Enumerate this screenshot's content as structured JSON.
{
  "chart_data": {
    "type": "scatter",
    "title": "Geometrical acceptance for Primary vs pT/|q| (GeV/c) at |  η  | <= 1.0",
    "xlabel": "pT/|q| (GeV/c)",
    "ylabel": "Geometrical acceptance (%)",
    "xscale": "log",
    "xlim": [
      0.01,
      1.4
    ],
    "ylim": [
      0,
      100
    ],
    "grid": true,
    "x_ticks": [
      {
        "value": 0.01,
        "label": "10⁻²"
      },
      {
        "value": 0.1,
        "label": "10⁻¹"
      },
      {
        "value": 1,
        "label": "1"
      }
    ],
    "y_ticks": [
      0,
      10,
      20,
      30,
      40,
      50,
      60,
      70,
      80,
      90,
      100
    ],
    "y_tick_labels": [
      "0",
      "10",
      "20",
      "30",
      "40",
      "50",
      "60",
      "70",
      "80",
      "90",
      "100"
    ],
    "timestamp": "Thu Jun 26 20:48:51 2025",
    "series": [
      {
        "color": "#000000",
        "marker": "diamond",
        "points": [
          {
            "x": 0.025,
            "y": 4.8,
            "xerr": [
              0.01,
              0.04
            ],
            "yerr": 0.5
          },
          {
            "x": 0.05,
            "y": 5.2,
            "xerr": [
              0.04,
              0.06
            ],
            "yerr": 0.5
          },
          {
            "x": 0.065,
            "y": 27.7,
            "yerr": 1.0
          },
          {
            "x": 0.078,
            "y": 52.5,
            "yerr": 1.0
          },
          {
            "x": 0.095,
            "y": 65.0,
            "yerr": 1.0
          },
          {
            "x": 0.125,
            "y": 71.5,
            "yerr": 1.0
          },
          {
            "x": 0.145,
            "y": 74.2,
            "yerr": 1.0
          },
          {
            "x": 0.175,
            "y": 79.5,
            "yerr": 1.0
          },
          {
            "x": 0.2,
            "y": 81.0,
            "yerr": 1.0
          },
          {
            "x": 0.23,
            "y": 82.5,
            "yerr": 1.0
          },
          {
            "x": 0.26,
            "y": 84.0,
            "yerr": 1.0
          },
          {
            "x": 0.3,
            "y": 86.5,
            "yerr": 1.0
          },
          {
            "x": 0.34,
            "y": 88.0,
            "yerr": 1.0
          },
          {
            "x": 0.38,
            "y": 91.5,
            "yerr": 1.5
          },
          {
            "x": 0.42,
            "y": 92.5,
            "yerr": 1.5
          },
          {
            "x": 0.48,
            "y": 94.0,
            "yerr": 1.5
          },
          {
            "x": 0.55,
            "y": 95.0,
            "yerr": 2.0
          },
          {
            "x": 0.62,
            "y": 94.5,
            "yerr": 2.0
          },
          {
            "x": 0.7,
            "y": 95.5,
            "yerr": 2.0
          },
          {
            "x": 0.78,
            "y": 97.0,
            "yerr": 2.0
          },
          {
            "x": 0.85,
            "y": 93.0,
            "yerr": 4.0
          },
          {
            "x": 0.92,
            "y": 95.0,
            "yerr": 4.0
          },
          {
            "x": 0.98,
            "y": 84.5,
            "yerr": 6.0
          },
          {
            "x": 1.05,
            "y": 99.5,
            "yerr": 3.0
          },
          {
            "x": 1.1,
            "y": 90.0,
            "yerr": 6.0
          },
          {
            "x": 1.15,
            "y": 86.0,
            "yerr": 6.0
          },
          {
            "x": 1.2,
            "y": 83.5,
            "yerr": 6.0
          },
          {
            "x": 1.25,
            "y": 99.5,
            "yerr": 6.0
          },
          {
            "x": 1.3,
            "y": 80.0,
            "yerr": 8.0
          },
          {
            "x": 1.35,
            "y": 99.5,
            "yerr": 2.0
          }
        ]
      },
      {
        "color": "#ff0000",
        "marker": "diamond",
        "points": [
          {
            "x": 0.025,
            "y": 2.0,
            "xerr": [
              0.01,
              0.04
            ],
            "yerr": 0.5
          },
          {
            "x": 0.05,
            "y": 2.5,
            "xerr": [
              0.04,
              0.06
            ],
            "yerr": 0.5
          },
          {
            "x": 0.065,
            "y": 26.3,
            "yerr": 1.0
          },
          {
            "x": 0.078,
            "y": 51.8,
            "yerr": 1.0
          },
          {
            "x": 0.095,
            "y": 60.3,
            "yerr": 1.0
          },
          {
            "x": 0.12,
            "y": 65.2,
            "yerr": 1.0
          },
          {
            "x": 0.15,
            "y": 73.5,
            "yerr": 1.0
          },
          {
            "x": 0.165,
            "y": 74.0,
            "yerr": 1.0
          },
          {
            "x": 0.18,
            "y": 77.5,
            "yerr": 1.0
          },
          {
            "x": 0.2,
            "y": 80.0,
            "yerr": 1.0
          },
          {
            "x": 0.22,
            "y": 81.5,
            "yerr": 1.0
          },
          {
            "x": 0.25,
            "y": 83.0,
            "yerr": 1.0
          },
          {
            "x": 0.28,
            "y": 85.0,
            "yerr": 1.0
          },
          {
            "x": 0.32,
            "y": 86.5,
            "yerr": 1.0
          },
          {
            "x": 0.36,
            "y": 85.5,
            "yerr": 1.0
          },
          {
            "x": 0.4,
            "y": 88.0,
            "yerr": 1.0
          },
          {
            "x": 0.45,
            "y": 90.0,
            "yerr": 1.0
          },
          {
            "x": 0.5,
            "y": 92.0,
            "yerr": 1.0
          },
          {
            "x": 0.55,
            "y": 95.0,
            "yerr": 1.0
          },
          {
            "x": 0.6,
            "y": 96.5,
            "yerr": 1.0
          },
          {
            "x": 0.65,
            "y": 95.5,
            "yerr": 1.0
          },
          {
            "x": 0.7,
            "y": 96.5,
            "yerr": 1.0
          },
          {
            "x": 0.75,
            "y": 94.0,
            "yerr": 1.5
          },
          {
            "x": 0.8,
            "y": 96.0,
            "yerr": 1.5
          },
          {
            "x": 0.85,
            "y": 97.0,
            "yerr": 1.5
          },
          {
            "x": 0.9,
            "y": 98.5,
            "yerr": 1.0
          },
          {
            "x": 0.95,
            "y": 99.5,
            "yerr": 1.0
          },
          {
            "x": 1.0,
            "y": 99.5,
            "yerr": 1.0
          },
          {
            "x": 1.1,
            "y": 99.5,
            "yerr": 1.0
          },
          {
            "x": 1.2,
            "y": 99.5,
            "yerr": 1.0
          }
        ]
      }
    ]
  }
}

| What needs to be done |
Look through the entries above and report each line where the string "acceptance" occurs.

| Solution to the exercise |
    "title": "Geometrical acceptance for Primary vs pT/|q| (GeV/c) at |  η  | <= 1.0",
    "ylabel": "Geometrical acceptance (%)",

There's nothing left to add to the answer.